→ **Written request**
What lines of the data hold the string "Honig"? Pull each one out.

Begin Extracted material

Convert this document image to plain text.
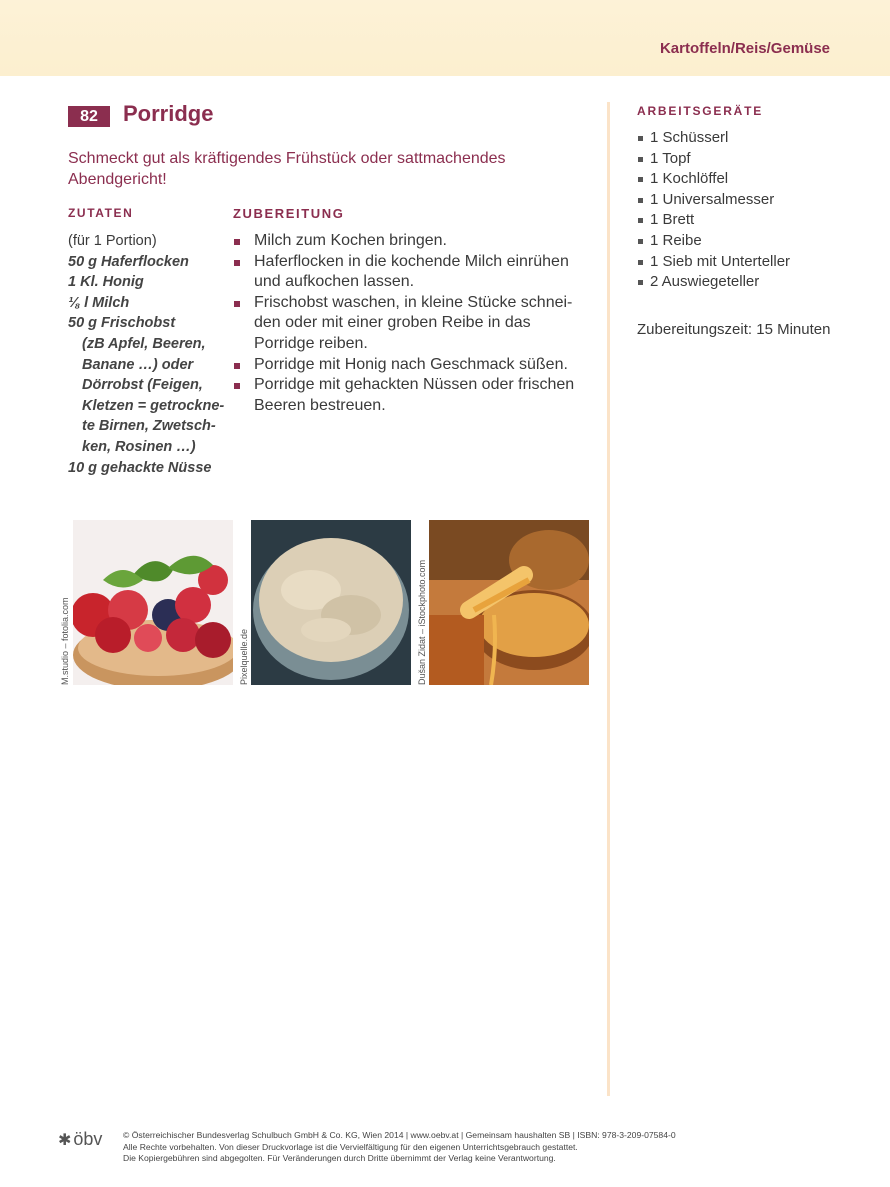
Kartoffeln/Reis/Gemüse
82	Porridge

Schmeckt gut als kräftigendes Frühstück oder sattmachendes Abendgericht!

ZUTATEN	ZUBEREITUNG
(für 1 Portion)
50 g Haferflocken
1 Kl. Honig
⅛ l Milch
50 g Frischobst
(zB Apfel, Beeren,
Banane …) oder
Dörrobst (Feigen,
Kletzen = getrockne-
te Birnen, Zwetsch-
ken, Rosinen …)
10 g gehackte Nüsse
Milch zum Kochen bringen.
Haferflocken in die kochende Milch einrühen und aufkochen lassen.
Frischobst waschen, in kleine Stücke schnei-den oder mit einer groben Reibe in das Porridge reiben.
Porridge mit Honig nach Geschmack süßen.
Porridge mit gehackten Nüssen oder frischen Beeren bestreuen.
ARBEITSGERÄTE
1 Schüsserl
1 Topf
1 Kochlöffel
1 Universalmesser
1 Brett
1 Reibe
1 Sieb mit Unterteller
2 Auswiegeteller
Zubereitungszeit: 15 Minuten
M.studio – fotolia.com	Pixelquelle.de	Dušan Zidat – iStockphoto.com
✱ öbv © Österreichischer Bundesverlag Schulbuch GmbH & Co. KG, Wien 2014 | www.oebv.at | Gemeinsam haushalten SB | ISBN: 978-3-209-07584-0
Alle Rechte vorbehalten. Von dieser Druckvorlage ist die Vervielfältigung für den eigenen Unterrichtsgebrauch gestattet.
Die Kopiergebühren sind abgegolten. Für Veränderungen durch Dritte übernimmt der Verlag keine Verantwortung.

End Extracted material

→ **Exercise output**
1 Kl. Honig
Porridge mit Honig nach Geschmack süßen.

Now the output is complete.